** What you are asked to do **
List each line of the data that holds the word "MACD".

** Input material **
··········
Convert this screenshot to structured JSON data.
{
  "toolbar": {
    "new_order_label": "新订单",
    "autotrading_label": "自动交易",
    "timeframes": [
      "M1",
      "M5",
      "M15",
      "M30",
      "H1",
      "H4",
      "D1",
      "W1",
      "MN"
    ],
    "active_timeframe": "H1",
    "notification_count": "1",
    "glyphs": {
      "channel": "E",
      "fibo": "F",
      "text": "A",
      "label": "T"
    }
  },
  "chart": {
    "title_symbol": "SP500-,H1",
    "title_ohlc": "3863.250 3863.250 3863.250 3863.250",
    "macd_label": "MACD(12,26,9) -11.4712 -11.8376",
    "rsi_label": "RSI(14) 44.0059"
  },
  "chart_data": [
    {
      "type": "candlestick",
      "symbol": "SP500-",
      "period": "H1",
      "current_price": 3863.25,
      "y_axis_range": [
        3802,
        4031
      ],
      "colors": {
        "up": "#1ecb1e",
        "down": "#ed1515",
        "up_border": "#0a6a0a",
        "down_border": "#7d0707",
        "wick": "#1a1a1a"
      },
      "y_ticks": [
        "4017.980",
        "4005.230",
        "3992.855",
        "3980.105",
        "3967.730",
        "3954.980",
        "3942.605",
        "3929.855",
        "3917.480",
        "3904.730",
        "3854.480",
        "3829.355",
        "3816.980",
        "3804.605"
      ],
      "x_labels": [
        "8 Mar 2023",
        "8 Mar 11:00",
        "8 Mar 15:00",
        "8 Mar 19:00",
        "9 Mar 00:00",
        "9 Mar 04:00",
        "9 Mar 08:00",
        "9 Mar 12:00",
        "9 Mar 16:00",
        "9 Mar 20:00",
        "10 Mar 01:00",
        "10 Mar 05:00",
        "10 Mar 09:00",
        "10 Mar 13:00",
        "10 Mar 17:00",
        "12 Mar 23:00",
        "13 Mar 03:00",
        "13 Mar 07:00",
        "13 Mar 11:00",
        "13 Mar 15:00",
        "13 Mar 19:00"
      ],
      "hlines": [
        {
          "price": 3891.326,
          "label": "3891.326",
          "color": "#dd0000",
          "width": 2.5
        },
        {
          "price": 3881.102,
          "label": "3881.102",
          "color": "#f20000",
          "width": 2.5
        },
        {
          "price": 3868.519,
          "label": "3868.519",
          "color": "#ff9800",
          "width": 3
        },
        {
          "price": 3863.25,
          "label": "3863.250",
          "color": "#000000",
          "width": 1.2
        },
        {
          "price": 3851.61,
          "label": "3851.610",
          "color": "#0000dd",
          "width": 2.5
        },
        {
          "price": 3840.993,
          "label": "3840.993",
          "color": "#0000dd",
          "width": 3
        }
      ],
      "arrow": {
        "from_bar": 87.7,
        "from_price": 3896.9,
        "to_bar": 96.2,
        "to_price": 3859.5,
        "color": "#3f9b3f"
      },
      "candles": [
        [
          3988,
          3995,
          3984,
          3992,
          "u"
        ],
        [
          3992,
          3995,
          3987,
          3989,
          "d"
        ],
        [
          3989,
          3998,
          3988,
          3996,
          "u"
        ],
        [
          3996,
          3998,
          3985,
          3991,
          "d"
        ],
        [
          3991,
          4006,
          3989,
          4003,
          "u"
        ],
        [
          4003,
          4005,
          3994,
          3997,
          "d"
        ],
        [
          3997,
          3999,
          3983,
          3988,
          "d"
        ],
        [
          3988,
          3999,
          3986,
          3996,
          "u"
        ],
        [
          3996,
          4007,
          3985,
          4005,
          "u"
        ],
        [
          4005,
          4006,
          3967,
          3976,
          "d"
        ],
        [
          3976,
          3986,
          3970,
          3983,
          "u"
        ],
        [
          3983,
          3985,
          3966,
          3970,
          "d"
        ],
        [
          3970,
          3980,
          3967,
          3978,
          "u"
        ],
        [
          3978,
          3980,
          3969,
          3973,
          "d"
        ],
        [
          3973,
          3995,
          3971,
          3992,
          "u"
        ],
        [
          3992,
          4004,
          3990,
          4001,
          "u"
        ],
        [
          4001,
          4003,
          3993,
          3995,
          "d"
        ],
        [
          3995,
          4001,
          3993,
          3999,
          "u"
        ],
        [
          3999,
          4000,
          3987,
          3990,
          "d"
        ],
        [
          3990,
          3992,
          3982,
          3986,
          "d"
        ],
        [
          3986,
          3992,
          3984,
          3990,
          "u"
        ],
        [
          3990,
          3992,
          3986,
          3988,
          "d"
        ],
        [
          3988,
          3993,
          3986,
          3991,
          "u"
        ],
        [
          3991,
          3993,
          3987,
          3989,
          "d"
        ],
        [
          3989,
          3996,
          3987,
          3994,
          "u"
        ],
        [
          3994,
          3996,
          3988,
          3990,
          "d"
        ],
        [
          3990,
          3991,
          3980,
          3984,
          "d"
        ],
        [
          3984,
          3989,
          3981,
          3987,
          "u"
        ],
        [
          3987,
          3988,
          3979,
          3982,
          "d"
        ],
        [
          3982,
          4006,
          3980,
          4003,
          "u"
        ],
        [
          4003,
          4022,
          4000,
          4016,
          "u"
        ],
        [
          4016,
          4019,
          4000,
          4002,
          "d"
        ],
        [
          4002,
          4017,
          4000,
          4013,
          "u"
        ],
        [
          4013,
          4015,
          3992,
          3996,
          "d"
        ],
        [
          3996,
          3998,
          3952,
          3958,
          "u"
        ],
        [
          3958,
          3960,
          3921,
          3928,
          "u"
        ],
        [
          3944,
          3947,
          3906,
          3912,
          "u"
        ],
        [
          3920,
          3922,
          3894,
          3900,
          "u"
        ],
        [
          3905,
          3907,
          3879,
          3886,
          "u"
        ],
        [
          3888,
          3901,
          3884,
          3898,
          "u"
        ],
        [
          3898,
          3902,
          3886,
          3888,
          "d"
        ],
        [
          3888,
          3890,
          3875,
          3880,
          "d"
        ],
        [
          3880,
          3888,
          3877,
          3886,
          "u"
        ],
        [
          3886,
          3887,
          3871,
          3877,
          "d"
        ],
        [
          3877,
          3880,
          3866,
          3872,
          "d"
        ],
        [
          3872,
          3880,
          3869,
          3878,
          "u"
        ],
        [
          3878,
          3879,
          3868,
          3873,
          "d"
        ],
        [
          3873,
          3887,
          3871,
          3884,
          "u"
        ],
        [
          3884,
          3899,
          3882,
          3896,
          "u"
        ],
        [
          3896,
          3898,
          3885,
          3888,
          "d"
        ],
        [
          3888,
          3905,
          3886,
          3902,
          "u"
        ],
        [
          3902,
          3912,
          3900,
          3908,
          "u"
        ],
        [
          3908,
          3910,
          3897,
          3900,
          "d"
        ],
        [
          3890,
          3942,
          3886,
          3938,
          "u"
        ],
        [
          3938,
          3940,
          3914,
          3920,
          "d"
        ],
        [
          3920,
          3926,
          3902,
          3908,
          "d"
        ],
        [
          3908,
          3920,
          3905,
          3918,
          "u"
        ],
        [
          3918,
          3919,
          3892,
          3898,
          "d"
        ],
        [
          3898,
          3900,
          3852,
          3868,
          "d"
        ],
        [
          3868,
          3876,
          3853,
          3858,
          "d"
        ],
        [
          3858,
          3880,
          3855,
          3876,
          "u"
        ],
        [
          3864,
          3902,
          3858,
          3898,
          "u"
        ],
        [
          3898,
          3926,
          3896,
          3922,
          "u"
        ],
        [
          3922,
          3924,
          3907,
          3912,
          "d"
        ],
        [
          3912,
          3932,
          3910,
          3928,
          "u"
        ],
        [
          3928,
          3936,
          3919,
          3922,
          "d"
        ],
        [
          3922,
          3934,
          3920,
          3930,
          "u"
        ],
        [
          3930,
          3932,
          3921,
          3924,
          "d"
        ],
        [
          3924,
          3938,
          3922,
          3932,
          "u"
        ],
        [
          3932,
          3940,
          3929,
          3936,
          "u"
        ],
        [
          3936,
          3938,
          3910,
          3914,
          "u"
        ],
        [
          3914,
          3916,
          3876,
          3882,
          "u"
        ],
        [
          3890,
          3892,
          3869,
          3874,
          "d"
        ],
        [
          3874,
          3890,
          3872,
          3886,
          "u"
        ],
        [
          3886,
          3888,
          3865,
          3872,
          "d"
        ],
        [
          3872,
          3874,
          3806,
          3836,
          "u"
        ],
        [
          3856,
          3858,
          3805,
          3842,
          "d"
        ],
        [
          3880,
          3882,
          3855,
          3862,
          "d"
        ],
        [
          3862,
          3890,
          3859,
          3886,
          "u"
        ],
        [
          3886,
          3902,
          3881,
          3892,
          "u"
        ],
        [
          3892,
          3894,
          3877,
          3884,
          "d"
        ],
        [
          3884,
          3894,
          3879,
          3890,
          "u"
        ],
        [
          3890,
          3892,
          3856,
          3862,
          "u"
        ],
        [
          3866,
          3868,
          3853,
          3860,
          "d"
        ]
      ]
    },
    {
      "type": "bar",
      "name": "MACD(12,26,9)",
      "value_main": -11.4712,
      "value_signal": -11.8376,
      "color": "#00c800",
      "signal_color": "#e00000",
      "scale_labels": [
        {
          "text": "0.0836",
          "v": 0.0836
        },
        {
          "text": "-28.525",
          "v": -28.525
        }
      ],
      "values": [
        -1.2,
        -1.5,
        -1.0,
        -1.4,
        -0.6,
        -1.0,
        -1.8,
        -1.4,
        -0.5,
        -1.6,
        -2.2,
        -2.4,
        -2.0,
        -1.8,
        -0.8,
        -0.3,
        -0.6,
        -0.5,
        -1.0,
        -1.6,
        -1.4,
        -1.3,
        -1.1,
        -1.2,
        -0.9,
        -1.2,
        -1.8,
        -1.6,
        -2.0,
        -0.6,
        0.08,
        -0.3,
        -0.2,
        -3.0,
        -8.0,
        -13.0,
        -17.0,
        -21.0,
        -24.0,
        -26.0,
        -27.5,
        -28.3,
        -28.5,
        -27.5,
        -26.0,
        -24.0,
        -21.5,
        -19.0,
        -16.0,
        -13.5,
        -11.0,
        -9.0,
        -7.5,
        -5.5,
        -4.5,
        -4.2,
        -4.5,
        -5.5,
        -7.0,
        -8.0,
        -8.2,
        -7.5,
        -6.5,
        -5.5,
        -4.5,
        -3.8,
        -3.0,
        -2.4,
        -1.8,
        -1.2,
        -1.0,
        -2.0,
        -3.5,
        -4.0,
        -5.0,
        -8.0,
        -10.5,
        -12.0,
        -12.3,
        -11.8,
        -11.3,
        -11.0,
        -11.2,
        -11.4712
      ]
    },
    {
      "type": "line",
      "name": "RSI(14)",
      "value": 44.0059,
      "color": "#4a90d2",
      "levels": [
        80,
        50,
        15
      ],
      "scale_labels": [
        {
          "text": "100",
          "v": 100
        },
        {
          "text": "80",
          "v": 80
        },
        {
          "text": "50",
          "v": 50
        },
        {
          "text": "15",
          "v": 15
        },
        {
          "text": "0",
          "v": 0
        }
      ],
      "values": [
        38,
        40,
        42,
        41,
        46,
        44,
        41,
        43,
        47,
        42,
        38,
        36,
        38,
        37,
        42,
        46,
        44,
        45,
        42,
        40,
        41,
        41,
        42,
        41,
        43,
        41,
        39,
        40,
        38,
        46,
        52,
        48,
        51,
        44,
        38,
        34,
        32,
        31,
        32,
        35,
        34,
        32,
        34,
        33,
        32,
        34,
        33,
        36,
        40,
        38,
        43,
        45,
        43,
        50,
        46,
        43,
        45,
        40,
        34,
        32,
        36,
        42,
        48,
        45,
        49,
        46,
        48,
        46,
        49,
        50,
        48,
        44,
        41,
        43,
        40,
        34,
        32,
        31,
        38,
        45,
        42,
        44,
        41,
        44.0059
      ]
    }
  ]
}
··········
** Task answer **
    "macd_label": "MACD(12,26,9) -11.4712 -11.8376",
      "name": "MACD(12,26,9)",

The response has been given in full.